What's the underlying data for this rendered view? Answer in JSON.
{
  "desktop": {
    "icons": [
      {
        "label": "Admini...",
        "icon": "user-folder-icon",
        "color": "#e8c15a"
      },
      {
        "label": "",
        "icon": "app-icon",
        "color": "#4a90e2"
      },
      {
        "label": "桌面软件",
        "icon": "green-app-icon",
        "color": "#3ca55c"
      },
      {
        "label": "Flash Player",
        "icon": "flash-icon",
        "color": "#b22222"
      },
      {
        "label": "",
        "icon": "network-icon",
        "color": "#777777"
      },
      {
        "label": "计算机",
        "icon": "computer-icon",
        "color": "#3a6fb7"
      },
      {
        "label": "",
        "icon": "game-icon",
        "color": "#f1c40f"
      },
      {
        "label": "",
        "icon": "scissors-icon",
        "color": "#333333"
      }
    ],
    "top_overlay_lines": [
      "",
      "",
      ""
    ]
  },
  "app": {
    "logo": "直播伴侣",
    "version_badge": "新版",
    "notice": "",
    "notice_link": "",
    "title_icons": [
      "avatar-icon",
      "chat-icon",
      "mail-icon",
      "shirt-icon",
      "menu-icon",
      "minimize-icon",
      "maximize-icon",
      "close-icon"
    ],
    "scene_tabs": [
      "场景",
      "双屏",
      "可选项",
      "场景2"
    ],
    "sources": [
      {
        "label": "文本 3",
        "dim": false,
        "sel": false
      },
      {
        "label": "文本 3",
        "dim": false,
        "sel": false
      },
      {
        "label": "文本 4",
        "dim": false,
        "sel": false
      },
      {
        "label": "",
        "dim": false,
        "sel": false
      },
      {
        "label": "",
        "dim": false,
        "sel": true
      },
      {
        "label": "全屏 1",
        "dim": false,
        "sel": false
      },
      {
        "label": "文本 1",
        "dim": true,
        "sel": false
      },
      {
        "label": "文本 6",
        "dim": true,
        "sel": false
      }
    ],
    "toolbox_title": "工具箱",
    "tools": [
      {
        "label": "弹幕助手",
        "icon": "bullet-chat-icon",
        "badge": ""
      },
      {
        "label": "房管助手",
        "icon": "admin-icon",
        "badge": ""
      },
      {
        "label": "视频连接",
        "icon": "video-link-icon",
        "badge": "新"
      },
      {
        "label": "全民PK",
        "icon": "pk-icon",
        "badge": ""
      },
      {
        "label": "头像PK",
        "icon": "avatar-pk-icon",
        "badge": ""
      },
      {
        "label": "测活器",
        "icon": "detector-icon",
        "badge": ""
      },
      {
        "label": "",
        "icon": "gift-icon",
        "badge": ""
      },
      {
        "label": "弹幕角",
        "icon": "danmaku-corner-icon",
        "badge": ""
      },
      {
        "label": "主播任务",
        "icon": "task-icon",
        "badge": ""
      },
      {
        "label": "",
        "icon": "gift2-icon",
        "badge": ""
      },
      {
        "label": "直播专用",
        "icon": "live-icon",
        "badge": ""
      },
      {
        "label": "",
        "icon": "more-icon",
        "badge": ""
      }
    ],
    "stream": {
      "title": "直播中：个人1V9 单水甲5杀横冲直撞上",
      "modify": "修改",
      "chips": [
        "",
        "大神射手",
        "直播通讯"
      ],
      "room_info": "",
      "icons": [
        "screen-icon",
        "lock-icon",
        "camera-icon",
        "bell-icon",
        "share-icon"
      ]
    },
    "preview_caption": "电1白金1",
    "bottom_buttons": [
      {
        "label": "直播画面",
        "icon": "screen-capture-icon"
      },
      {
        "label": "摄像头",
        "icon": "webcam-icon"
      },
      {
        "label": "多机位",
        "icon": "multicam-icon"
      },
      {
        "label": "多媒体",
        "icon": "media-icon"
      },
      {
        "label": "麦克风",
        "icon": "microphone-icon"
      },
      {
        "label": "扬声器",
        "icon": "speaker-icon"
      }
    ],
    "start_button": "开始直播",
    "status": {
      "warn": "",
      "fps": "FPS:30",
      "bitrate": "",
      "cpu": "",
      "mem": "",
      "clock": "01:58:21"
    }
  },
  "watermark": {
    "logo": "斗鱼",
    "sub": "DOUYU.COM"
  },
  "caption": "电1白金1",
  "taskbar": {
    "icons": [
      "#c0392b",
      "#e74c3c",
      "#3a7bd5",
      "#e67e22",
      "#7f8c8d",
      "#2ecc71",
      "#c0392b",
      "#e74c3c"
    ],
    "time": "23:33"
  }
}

# # # #

_PROMPT_: Extract the full listing and reproduce each line exactly.

_COMPLETED TASK_:
What's the underlying data for this rendered view? Answer in JSON.
{
  "desktop": {
    "icons": [
      {
        "label": "Admini...",
        "icon": "user-folder-icon",
        "color": "#e8c15a"
      },
      {
        "label": "",
        "icon": "app-icon",
        "color": "#4a90e2"
      },
      {
        "label": "桌面软件",
        "icon": "green-app-icon",
        "color": "#3ca55c"
      },
      {
        "label": "Flash Player",
        "icon": "flash-icon",
        "color": "#b22222"
      },
      {
        "label": "",
        "icon": "network-icon",
        "color": "#777777"
      },
      {
        "label": "计算机",
        "icon": "computer-icon",
        "color": "#3a6fb7"
      },
      {
        "label": "",
        "icon": "game-icon",
        "color": "#f1c40f"
      },
      {
        "label": "",
        "icon": "scissors-icon",
        "color": "#333333"
      }
    ],
    "top_overlay_lines": [
      "",
      "",
      ""
    ]
  },
  "app": {
    "logo": "直播伴侣",
    "version_badge": "新版",
    "notice": "",
    "notice_link": "",
    "title_icons": [
      "avatar-icon",
      "chat-icon",
      "mail-icon",
      "shirt-icon",
      "menu-icon",
      "minimize-icon",
      "maximize-icon",
      "close-icon"
    ],
    "scene_tabs": [
      "场景",
      "双屏",
      "可选项",
      "场景2"
    ],
    "sources": [
      {
        "label": "文本 3",
        "dim": false,
        "sel": false
      },
      {
        "label": "文本 3",
        "dim": false,
        "sel": false
      },
      {
        "label": "文本 4",
        "dim": false,
        "sel": false
      },
      {
        "label": "",
        "dim": false,
        "sel": false
      },
      {
        "label": "",
        "dim": false,
        "sel": true
      },
      {
        "label": "全屏 1",
        "dim": false,
        "sel": false
      },
      {
        "label": "文本 1",
        "dim": true,
        "sel": false
      },
      {
        "label": "文本 6",
        "dim": true,
        "sel": false
      }
    ],
    "toolbox_title": "工具箱",
    "tools": [
      {
        "label": "弹幕助手",
        "icon": "bullet-chat-icon",
        "badge": ""
      },
      {
        "label": "房管助手",
        "icon": "admin-icon",
        "badge": ""
      },
      {
        "label": "视频连接",
        "icon": "video-link-icon",
        "badge": "新"
      },
      {
        "label": "全民PK",
        "icon": "pk-icon",
        "badge": ""
      },
      {
        "label": "头像PK",
        "icon": "avatar-pk-icon",
        "badge": ""
      },
      {
        "label": "测活器",
        "icon": "detector-icon",
        "badge": ""
      },
      {
        "label": "",
        "icon": "gift-icon",
        "badge": ""
      },
      {
        "label": "弹幕角",
        "icon": "danmaku-corner-icon",
        "badge": ""
      },
      {
        "label": "主播任务",
        "icon": "task-icon",
        "badge": ""
      },
      {
        "label": "",
        "icon": "gift2-icon",
        "badge": ""
      },
      {
        "label": "直播专用",
        "icon": "live-icon",
        "badge": ""
      },
      {
        "label": "",
        "icon": "more-icon",
        "badge": ""
      }
    ],
    "stream": {
      "title": "直播中：个人1V9 单水甲5杀横冲直撞上",
      "modify": "修改",
      "chips": [
        "",
        "大神射手",
        "直播通讯"
      ],
      "room_info": "",
      "icons": [
        "screen-icon",
        "lock-icon",
        "camera-icon",
        "bell-icon",
        "share-icon"
      ]
    },
    "preview_caption": "电1白金1",
    "bottom_buttons": [
      {
        "label": "直播画面",
        "icon": "screen-capture-icon"
      },
      {
        "label": "摄像头",
        "icon": "webcam-icon"
      },
      {
        "label": "多机位",
        "icon": "multicam-icon"
      },
      {
        "label": "多媒体",
        "icon": "media-icon"
      },
      {
        "label": "麦克风",
        "icon": "microphone-icon"
      },
      {
        "label": "扬声器",
        "icon": "speaker-icon"
      }
    ],
    "start_button": "开始直播",
    "status": {
      "warn": "",
      "fps": "FPS:30",
      "bitrate": "",
      "cpu": "",
      "mem": "",
      "clock": "01:58:21"
    }
  },
  "watermark": {
    "logo": "斗鱼",
    "sub": "DOUYU.COM"
  },
  "caption": "电1白金1",
  "taskbar": {
    "icons": [
      "#c0392b",
      "#e74c3c",
      "#3a7bd5",
      "#e67e22",
      "#7f8c8d",
      "#2ecc71",
      "#c0392b",
      "#e74c3c"
    ],
    "time": "23:33"
  }
}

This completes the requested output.